* Entries
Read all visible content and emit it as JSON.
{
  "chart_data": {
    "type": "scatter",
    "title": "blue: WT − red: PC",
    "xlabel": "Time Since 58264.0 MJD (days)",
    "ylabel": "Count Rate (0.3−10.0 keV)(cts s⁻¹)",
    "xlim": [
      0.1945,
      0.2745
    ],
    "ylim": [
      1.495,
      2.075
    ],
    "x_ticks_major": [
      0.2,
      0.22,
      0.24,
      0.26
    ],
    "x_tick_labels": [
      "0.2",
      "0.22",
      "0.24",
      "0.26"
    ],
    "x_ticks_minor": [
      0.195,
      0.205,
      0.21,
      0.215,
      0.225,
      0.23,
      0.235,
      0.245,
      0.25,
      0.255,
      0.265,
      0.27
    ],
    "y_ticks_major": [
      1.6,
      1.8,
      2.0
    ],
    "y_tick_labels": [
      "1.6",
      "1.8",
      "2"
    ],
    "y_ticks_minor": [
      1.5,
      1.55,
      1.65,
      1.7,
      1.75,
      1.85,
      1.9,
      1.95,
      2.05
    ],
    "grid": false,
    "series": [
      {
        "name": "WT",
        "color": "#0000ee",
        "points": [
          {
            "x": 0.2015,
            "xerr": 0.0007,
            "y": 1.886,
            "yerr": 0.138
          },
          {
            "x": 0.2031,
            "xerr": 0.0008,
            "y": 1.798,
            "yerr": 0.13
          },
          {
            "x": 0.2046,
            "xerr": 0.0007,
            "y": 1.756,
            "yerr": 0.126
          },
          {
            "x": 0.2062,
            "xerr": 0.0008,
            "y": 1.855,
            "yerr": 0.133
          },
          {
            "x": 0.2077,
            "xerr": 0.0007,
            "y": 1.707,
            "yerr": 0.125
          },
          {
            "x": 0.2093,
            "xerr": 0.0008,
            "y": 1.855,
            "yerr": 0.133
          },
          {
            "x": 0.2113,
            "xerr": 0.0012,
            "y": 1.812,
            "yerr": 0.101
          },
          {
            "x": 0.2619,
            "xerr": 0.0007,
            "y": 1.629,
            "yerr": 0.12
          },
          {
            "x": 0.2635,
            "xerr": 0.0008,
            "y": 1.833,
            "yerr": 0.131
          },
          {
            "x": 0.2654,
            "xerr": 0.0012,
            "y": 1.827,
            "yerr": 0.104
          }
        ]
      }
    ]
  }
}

* Required work
Find the word "yerr" in the data and show each line that holds it.

* Exercise solution
            "yerr": 0.138
            "yerr": 0.13
            "yerr": 0.126
            "yerr": 0.133
            "yerr": 0.125
            "yerr": 0.133
            "yerr": 0.101
            "yerr": 0.12
            "yerr": 0.131
            "yerr": 0.104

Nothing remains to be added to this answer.